Request: Copy out all lines in the data below containing the string "benefits".

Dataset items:
-*-*-
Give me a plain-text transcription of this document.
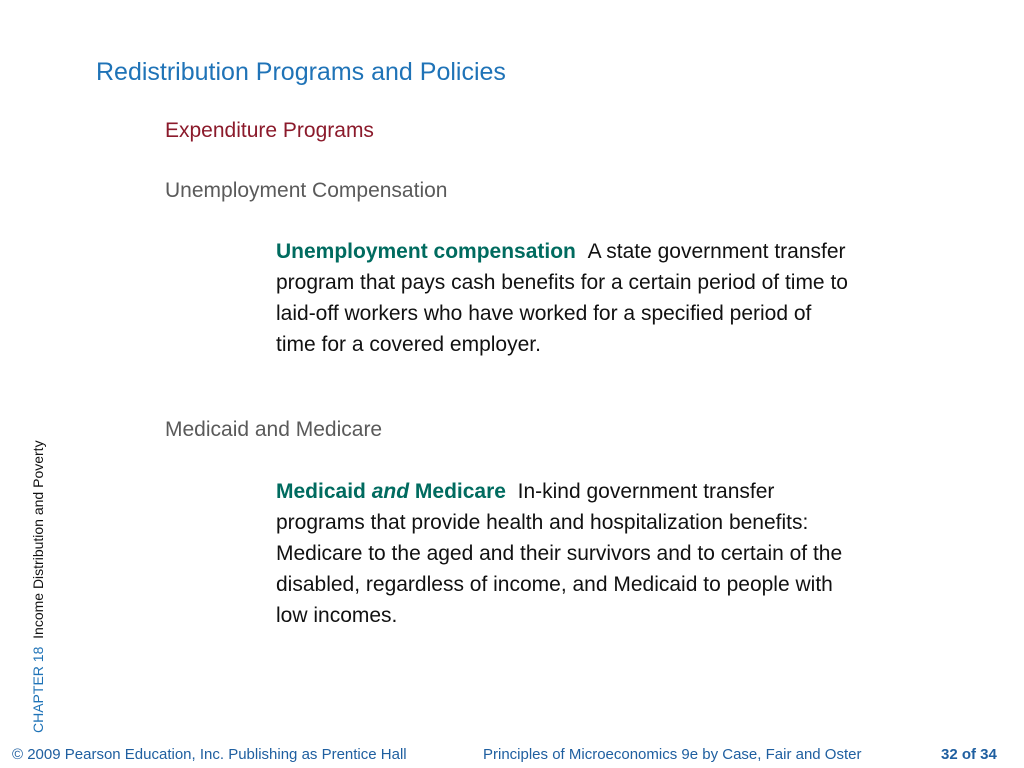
Redistribution Programs and Policies
Expenditure Programs
Unemployment Compensation
Unemployment compensation A state government transfer program that pays cash benefits for a certain period of time to laid-off workers who have worked for a specified period of time for a covered employer.
Medicaid and Medicare
Medicaid and Medicare In-kind government transfer programs that provide health and hospitalization benefits: Medicare to the aged and their survivors and to certain of the disabled, regardless of income, and Medicaid to people with low incomes.
CHAPTER 18  Income Distribution and Poverty
© 2009 Pearson Education, Inc. Publishing as Prentice Hall	Principles of Microeconomics 9e by Case, Fair and Oster	32 of 34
-*-*-
Answer for this exercise:
Unemployment compensation A state government transfer program that pays cash benefits for a certain period of time to laid-off workers who have worked for a specified period of time for a covered employer.
Medicaid and Medicare In-kind government transfer programs that provide health and hospitalization benefits: Medicare to the aged and their survivors and to certain of the disabled, regardless of income, and Medicaid to people with low incomes.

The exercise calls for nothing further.